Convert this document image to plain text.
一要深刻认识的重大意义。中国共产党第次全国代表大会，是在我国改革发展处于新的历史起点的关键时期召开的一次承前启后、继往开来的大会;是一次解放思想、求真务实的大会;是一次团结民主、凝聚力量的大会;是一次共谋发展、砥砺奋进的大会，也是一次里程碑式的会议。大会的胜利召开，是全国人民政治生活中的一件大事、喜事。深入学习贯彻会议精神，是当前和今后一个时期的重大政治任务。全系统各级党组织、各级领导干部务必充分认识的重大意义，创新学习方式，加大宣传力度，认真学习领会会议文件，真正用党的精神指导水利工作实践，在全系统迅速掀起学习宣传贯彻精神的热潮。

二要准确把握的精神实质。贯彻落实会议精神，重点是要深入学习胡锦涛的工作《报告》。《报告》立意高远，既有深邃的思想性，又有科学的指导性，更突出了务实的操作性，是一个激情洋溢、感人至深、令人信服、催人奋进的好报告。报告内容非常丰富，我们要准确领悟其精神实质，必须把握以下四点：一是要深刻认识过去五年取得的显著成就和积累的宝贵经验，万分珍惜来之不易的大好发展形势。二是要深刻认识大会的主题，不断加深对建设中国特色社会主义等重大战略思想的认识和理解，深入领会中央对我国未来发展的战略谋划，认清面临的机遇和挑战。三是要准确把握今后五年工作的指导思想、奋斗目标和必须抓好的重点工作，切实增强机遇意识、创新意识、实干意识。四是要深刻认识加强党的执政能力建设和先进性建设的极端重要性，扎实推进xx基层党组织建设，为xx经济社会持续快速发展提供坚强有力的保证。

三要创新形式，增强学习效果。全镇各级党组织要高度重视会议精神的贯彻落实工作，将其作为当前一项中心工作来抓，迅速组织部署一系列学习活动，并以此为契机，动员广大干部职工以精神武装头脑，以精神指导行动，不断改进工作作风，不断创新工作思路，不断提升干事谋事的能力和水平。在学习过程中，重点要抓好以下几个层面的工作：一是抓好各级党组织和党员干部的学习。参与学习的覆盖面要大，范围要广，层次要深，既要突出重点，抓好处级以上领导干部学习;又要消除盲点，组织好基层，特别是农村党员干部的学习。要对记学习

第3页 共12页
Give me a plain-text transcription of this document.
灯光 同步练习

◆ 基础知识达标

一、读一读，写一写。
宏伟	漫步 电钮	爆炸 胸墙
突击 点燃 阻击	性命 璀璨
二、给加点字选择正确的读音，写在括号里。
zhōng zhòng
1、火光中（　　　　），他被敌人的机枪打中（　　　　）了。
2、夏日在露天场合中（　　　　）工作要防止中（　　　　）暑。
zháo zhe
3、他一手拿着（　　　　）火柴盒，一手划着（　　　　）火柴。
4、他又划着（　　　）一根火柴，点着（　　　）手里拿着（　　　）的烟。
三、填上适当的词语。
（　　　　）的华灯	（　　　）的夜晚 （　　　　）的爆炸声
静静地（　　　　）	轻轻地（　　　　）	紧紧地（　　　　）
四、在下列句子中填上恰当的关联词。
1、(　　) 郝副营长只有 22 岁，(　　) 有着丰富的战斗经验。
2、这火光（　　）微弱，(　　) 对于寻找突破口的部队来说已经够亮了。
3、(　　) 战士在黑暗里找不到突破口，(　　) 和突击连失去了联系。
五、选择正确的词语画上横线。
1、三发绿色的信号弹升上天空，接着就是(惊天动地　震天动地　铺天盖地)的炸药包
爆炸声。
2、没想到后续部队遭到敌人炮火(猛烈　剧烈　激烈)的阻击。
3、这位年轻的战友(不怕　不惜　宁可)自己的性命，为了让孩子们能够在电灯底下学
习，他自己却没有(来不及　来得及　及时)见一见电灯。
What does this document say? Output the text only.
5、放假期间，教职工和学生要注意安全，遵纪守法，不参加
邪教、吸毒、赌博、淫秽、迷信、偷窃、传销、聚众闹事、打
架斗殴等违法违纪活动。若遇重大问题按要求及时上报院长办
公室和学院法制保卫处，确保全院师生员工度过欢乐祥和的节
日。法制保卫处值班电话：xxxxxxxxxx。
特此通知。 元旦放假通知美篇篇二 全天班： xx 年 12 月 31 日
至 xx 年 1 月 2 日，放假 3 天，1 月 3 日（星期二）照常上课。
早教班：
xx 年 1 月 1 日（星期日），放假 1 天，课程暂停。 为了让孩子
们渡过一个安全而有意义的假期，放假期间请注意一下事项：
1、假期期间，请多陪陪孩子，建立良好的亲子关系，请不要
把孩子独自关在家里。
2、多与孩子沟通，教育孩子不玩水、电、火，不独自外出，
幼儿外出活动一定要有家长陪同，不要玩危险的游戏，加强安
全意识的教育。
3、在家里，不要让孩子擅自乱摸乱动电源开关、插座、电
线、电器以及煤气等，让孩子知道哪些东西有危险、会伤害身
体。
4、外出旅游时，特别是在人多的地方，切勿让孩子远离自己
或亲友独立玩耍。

* Written problem
Give back all the data exactly as written.

* Problem solution
Convert this document image to plain text.
一要深刻认识的重大意义。中国共产党第次全国代表大会，是在我国改革发展处于新的历史起点的关键时期召开的一次承前启后、继往开来的大会;是一次解放思想、求真务实的大会;是一次团结民主、凝聚力量的大会;是一次共谋发展、砥砺奋进的大会，也是一次里程碑式的会议。大会的胜利召开，是全国人民政治生活中的一件大事、喜事。深入学习贯彻会议精神，是当前和今后一个时期的重大政治任务。全系统各级党组织、各级领导干部务必充分认识的重大意义，创新学习方式，加大宣传力度，认真学习领会会议文件，真正用党的精神指导水利工作实践，在全系统迅速掀起学习宣传贯彻精神的热潮。

二要准确把握的精神实质。贯彻落实会议精神，重点是要深入学习胡锦涛的工作《报告》。《报告》立意高远，既有深邃的思想性，又有科学的指导性，更突出了务实的操作性，是一个激情洋溢、感人至深、令人信服、催人奋进的好报告。报告内容非常丰富，我们要准确领悟其精神实质，必须把握以下四点：一是要深刻认识过去五年取得的显著成就和积累的宝贵经验，万分珍惜来之不易的大好发展形势。二是要深刻认识大会的主题，不断加深对建设中国特色社会主义等重大战略思想的认识和理解，深入领会中央对我国未来发展的战略谋划，认清面临的机遇和挑战。三是要准确把握今后五年工作的指导思想、奋斗目标和必须抓好的重点工作，切实增强机遇意识、创新意识、实干意识。四是要深刻认识加强党的执政能力建设和先进性建设的极端重要性，扎实推进xx基层党组织建设，为xx经济社会持续快速发展提供坚强有力的保证。

三要创新形式，增强学习效果。全镇各级党组织要高度重视会议精神的贯彻落实工作，将其作为当前一项中心工作来抓，迅速组织部署一系列学习活动，并以此为契机，动员广大干部职工以精神武装头脑，以精神指导行动，不断改进工作作风，不断创新工作思路，不断提升干事谋事的能力和水平。在学习过程中，重点要抓好以下几个层面的工作：一是抓好各级党组织和党员干部的学习。参与学习的覆盖面要大，范围要广，层次要深，既要突出重点，抓好处级以上领导干部学习;又要消除盲点，组织好基层，特别是农村党员干部的学习。要对记学习

第3页 共12页
Give me a plain-text transcription of this document.
灯光 同步练习

◆ 基础知识达标

一、读一读，写一写。
宏伟	漫步 电钮	爆炸 胸墙
突击 点燃 阻击	性命 璀璨
二、给加点字选择正确的读音，写在括号里。
zhōng zhòng
1、火光中（　　　　），他被敌人的机枪打中（　　　　）了。
2、夏日在露天场合中（　　　　）工作要防止中（　　　　）暑。
zháo zhe
3、他一手拿着（　　　　）火柴盒，一手划着（　　　　）火柴。
4、他又划着（　　　）一根火柴，点着（　　　）手里拿着（　　　）的烟。
三、填上适当的词语。
（　　　　）的华灯	（　　　）的夜晚 （　　　　）的爆炸声
静静地（　　　　）	轻轻地（　　　　）	紧紧地（　　　　）
四、在下列句子中填上恰当的关联词。
1、(　　) 郝副营长只有 22 岁，(　　) 有着丰富的战斗经验。
2、这火光（　　）微弱，(　　) 对于寻找突破口的部队来说已经够亮了。
3、(　　) 战士在黑暗里找不到突破口，(　　) 和突击连失去了联系。
五、选择正确的词语画上横线。
1、三发绿色的信号弹升上天空，接着就是(惊天动地　震天动地　铺天盖地)的炸药包
爆炸声。
2、没想到后续部队遭到敌人炮火(猛烈　剧烈　激烈)的阻击。
3、这位年轻的战友(不怕　不惜　宁可)自己的性命，为了让孩子们能够在电灯底下学
习，他自己却没有(来不及　来得及　及时)见一见电灯。
What does this document say? Output the text only.
5、放假期间，教职工和学生要注意安全，遵纪守法，不参加
邪教、吸毒、赌博、淫秽、迷信、偷窃、传销、聚众闹事、打
架斗殴等违法违纪活动。若遇重大问题按要求及时上报院长办
公室和学院法制保卫处，确保全院师生员工度过欢乐祥和的节
日。法制保卫处值班电话：xxxxxxxxxx。
特此通知。 元旦放假通知美篇篇二 全天班： xx 年 12 月 31 日
至 xx 年 1 月 2 日，放假 3 天，1 月 3 日（星期二）照常上课。
早教班：
xx 年 1 月 1 日（星期日），放假 1 天，课程暂停。 为了让孩子
们渡过一个安全而有意义的假期，放假期间请注意一下事项：
1、假期期间，请多陪陪孩子，建立良好的亲子关系，请不要
把孩子独自关在家里。
2、多与孩子沟通，教育孩子不玩水、电、火，不独自外出，
幼儿外出活动一定要有家长陪同，不要玩危险的游戏，加强安
全意识的教育。
3、在家里，不要让孩子擅自乱摸乱动电源开关、插座、电
线、电器以及煤气等，让孩子知道哪些东西有危险、会伤害身
体。
4、外出旅游时，特别是在人多的地方，切勿让孩子远离自己
或亲友独立玩耍。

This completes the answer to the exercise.